»»
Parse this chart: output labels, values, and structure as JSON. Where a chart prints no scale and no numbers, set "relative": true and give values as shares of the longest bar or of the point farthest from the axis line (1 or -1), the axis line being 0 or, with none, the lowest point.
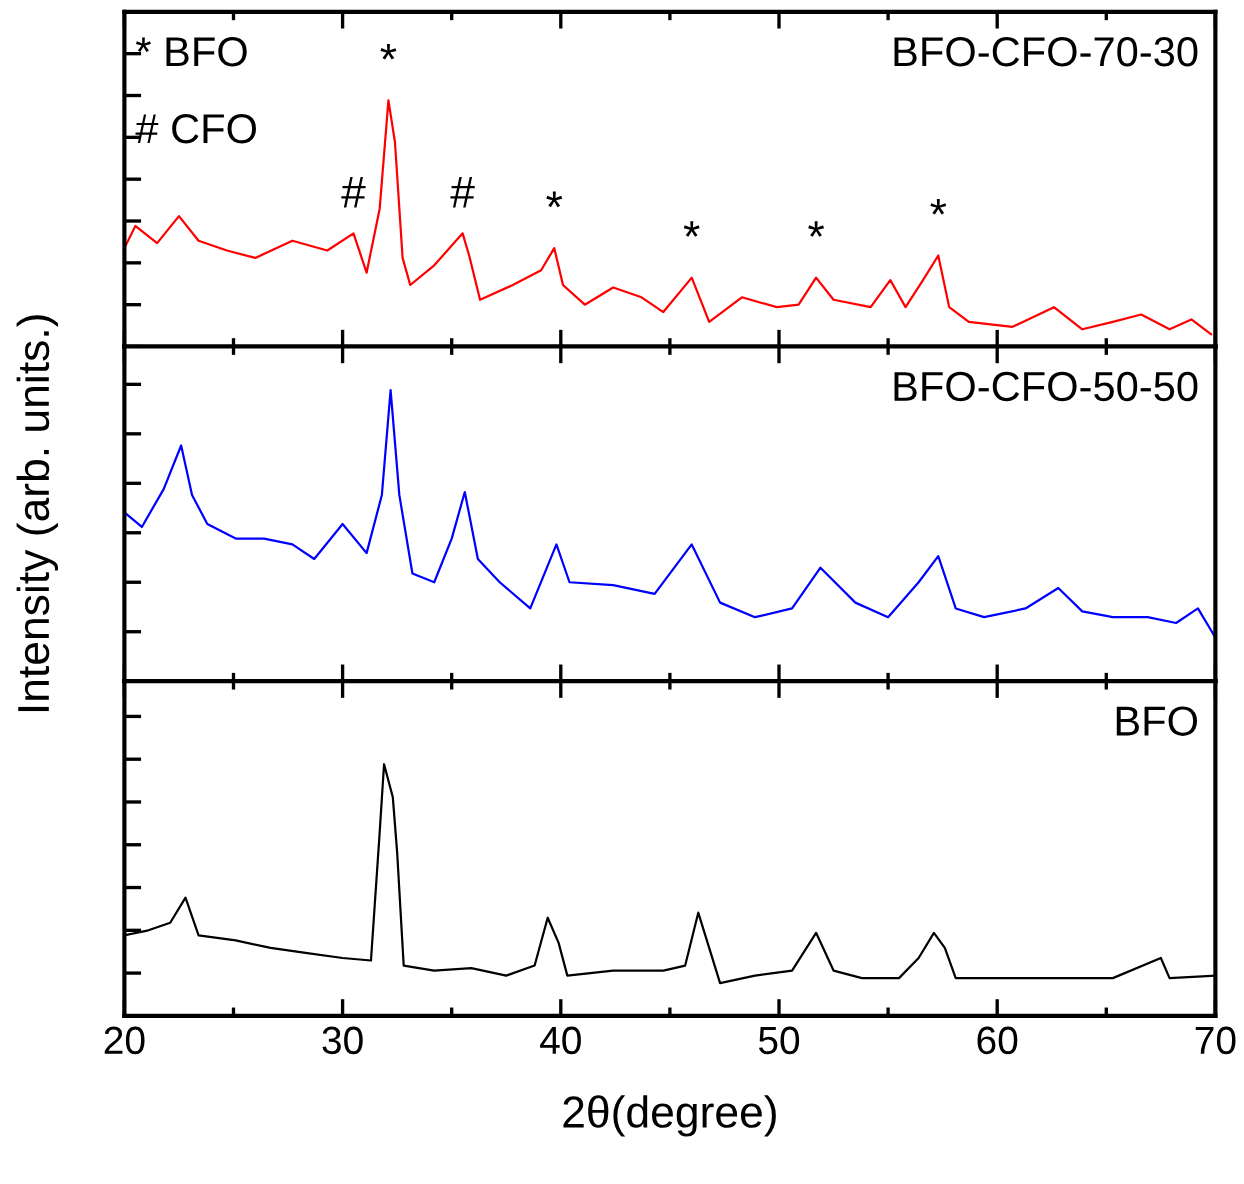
{
  "chart_data": [
    {
      "type": "line",
      "relative": true,
      "xlim": [
        20,
        70
      ],
      "xticks": [
        20,
        30,
        40,
        50,
        60,
        70
      ],
      "tick_labels": false,
      "legend": false,
      "annotations": [
        "* BFO",
        "# CFO",
        {
          "text": "*",
          "x": 32.1,
          "y": 1.0
        },
        {
          "text": "#",
          "x": 30.5,
          "y": 0.46
        },
        {
          "text": "#",
          "x": 35.5,
          "y": 0.46
        },
        {
          "text": "*",
          "x": 39.7,
          "y": 0.4
        },
        {
          "text": "*",
          "x": 46.0,
          "y": 0.28
        },
        {
          "text": "*",
          "x": 51.7,
          "y": 0.28
        },
        {
          "text": "*",
          "x": 57.3,
          "y": 0.37
        }
      ],
      "series": [
        {
          "name": "BFO-CFO-70-30",
          "color": "#ff0000",
          "x": [
            20.0,
            20.5,
            21.5,
            22.5,
            23.4,
            24.7,
            26.0,
            27.7,
            29.3,
            30.5,
            31.1,
            31.7,
            32.1,
            32.4,
            32.75,
            33.1,
            34.2,
            35.5,
            35.8,
            36.3,
            37.8,
            39.1,
            39.7,
            40.1,
            41.1,
            42.4,
            43.7,
            44.7,
            46.0,
            46.8,
            48.3,
            49.9,
            50.9,
            51.7,
            52.5,
            54.2,
            55.1,
            55.8,
            56.6,
            57.3,
            57.8,
            58.7,
            60.7,
            62.6,
            63.9,
            65.3,
            66.6,
            67.9,
            68.9,
            69.8
          ],
          "values": [
            0.4,
            0.49,
            0.42,
            0.53,
            0.43,
            0.39,
            0.36,
            0.43,
            0.39,
            0.46,
            0.3,
            0.56,
            1.0,
            0.83,
            0.36,
            0.25,
            0.33,
            0.46,
            0.37,
            0.19,
            0.25,
            0.31,
            0.4,
            0.25,
            0.17,
            0.24,
            0.2,
            0.14,
            0.28,
            0.1,
            0.2,
            0.16,
            0.17,
            0.28,
            0.19,
            0.16,
            0.27,
            0.16,
            0.27,
            0.37,
            0.16,
            0.1,
            0.08,
            0.16,
            0.07,
            0.1,
            0.13,
            0.07,
            0.11,
            0.05
          ]
        }
      ]
    },
    {
      "type": "line",
      "relative": true,
      "xlim": [
        20,
        70
      ],
      "xticks": [
        20,
        30,
        40,
        50,
        60,
        70
      ],
      "tick_labels": false,
      "legend": false,
      "series": [
        {
          "name": "BFO-CFO-50-50",
          "color": "#0000ff",
          "x": [
            20.0,
            20.8,
            21.8,
            22.6,
            23.1,
            23.8,
            25.1,
            26.4,
            27.7,
            28.7,
            30.0,
            31.1,
            31.8,
            32.2,
            32.6,
            33.2,
            34.2,
            35.0,
            35.6,
            36.2,
            37.2,
            38.6,
            39.8,
            40.4,
            42.4,
            44.3,
            46.0,
            47.3,
            48.9,
            50.6,
            51.9,
            53.5,
            55.0,
            56.4,
            57.3,
            58.1,
            59.4,
            61.3,
            62.8,
            63.9,
            65.3,
            66.9,
            68.2,
            69.2,
            70.0
          ],
          "values": [
            0.58,
            0.53,
            0.66,
            0.81,
            0.64,
            0.54,
            0.49,
            0.49,
            0.47,
            0.42,
            0.54,
            0.44,
            0.64,
            1.0,
            0.64,
            0.37,
            0.34,
            0.49,
            0.65,
            0.42,
            0.34,
            0.25,
            0.47,
            0.34,
            0.33,
            0.3,
            0.47,
            0.27,
            0.22,
            0.25,
            0.39,
            0.27,
            0.22,
            0.34,
            0.43,
            0.25,
            0.22,
            0.25,
            0.32,
            0.24,
            0.22,
            0.22,
            0.2,
            0.25,
            0.15
          ]
        }
      ]
    },
    {
      "type": "line",
      "relative": true,
      "xlim": [
        20,
        70
      ],
      "xticks": [
        20,
        30,
        40,
        50,
        60,
        70
      ],
      "tick_labels": "x",
      "legend": false,
      "xlabel": "2θ(degree)",
      "ylabel": "Intensity (arb. units.)",
      "series": [
        {
          "name": "BFO",
          "color": "#000000",
          "x": [
            20.0,
            21.1,
            22.1,
            22.8,
            23.4,
            25.1,
            26.7,
            28.3,
            30.0,
            31.3,
            31.7,
            31.9,
            32.3,
            32.5,
            32.8,
            34.2,
            35.9,
            37.5,
            38.8,
            39.4,
            39.9,
            40.3,
            42.4,
            44.7,
            45.7,
            46.3,
            46.8,
            47.3,
            48.9,
            50.6,
            51.7,
            52.5,
            53.8,
            55.5,
            56.4,
            57.1,
            57.6,
            58.1,
            60.4,
            63.0,
            65.3,
            67.5,
            67.9,
            70.0
          ],
          "values": [
            0.32,
            0.34,
            0.37,
            0.47,
            0.32,
            0.3,
            0.27,
            0.25,
            0.23,
            0.22,
            0.73,
            1.0,
            0.87,
            0.65,
            0.2,
            0.18,
            0.19,
            0.16,
            0.2,
            0.39,
            0.29,
            0.16,
            0.18,
            0.18,
            0.2,
            0.41,
            0.27,
            0.13,
            0.16,
            0.18,
            0.33,
            0.18,
            0.15,
            0.15,
            0.23,
            0.33,
            0.27,
            0.15,
            0.15,
            0.15,
            0.15,
            0.23,
            0.15,
            0.16
          ]
        }
      ]
    }
  ]
}
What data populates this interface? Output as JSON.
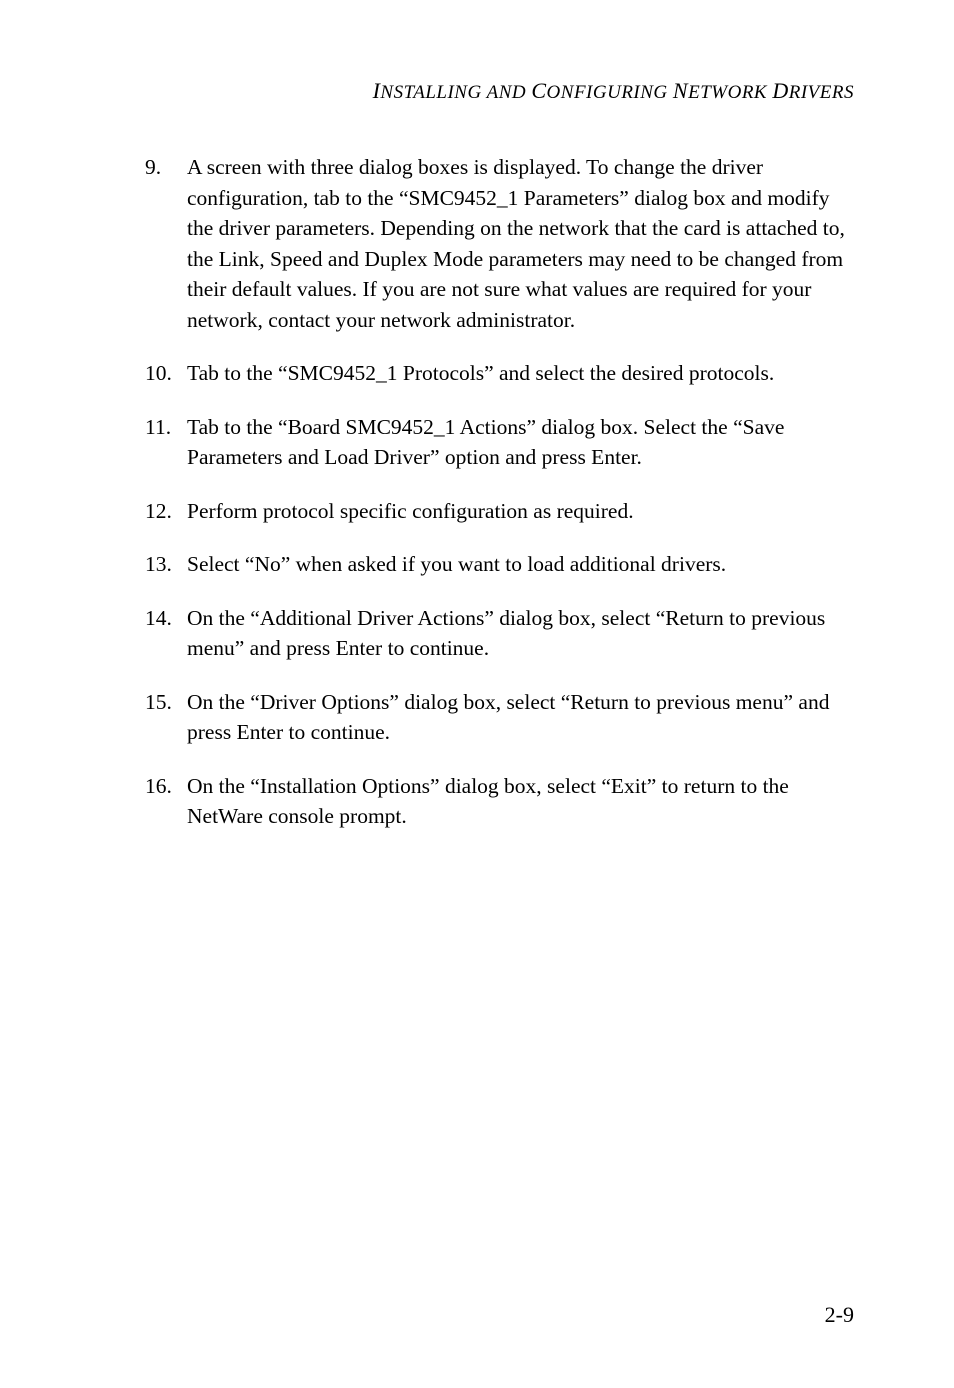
««
→ **Given task**
Find the lines above that include the string "color" and copy them.

→ **Full solution**
          "color": "#ff0000",
          "color": "#0000ff",
          "color": "#000000",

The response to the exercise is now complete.